Lines containing the word "selected" are the ones to copy from the records below.

» **Record set**:

┌────────

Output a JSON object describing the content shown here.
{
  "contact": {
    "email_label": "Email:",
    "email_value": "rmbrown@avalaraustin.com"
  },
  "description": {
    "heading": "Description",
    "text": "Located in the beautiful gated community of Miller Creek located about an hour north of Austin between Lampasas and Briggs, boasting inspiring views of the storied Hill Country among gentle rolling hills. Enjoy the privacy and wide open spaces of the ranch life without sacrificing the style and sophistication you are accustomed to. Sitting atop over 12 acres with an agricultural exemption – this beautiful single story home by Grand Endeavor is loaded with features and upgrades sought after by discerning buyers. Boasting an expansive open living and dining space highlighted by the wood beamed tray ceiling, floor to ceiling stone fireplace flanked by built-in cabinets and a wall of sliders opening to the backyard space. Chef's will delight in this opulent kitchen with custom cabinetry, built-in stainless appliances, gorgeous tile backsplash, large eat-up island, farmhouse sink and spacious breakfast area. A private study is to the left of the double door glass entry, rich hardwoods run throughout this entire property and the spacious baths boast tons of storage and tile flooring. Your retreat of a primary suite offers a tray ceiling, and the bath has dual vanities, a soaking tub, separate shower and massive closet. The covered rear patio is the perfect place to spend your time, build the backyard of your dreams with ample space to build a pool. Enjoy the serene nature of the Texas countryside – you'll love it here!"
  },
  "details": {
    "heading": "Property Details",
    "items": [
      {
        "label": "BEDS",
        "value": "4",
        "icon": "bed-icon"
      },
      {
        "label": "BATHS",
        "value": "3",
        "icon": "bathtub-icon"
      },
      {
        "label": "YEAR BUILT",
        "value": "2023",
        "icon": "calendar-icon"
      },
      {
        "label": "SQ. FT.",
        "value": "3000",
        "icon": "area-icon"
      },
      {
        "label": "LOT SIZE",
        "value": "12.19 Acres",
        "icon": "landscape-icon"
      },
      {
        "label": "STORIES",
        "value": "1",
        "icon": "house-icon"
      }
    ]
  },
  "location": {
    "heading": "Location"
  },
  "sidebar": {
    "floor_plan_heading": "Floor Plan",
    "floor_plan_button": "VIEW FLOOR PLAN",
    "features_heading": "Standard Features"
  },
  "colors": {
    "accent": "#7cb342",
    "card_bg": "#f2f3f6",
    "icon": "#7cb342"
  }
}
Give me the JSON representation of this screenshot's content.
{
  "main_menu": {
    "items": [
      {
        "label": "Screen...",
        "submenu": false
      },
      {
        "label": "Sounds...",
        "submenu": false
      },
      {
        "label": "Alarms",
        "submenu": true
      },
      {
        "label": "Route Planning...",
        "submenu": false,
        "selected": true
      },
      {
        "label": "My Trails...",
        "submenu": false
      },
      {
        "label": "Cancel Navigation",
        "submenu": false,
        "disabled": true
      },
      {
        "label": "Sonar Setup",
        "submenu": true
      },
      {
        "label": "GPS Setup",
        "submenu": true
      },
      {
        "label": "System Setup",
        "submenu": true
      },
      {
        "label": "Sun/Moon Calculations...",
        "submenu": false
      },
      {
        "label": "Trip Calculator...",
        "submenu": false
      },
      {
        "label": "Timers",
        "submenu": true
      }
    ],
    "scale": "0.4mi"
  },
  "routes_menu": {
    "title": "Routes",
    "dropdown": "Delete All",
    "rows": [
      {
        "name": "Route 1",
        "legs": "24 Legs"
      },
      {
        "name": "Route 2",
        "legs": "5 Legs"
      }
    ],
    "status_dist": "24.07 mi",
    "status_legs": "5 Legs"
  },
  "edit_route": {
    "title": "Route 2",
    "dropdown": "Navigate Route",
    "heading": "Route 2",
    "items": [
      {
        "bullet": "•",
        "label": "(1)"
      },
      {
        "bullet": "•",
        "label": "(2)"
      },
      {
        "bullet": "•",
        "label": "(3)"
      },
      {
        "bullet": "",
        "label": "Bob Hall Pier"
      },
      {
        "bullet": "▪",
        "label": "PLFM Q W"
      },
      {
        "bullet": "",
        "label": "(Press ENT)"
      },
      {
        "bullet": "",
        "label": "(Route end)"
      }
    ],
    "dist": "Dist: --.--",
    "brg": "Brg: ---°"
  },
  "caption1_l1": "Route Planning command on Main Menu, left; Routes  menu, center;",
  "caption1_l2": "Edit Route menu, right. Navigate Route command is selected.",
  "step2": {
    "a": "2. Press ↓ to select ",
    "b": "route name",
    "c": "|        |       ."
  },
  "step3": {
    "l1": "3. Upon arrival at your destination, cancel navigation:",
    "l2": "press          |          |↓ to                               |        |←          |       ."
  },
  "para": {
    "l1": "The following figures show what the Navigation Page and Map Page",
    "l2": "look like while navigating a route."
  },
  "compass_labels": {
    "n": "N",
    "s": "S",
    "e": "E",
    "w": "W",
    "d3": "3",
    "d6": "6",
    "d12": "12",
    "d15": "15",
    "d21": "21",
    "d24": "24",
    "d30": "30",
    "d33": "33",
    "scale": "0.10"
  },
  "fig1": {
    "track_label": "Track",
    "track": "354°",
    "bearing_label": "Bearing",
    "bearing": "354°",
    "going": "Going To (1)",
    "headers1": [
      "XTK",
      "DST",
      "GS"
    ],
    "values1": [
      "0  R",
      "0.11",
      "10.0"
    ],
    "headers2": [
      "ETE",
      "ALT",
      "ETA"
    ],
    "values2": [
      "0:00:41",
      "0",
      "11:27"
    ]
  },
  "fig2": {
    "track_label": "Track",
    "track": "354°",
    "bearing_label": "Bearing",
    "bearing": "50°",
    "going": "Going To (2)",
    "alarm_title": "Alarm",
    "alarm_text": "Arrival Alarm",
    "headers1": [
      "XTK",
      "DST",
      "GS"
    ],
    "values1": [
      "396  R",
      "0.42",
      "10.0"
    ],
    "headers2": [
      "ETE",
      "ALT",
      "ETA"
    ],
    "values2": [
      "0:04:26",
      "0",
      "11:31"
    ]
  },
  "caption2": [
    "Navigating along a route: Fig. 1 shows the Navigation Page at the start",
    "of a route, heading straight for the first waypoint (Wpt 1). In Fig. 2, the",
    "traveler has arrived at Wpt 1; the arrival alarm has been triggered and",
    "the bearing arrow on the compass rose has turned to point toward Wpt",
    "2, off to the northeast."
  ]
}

└────────

» **The result**:
        "selected": true
  "caption1_l2": "Edit Route menu, right. Navigate Route command is selected.",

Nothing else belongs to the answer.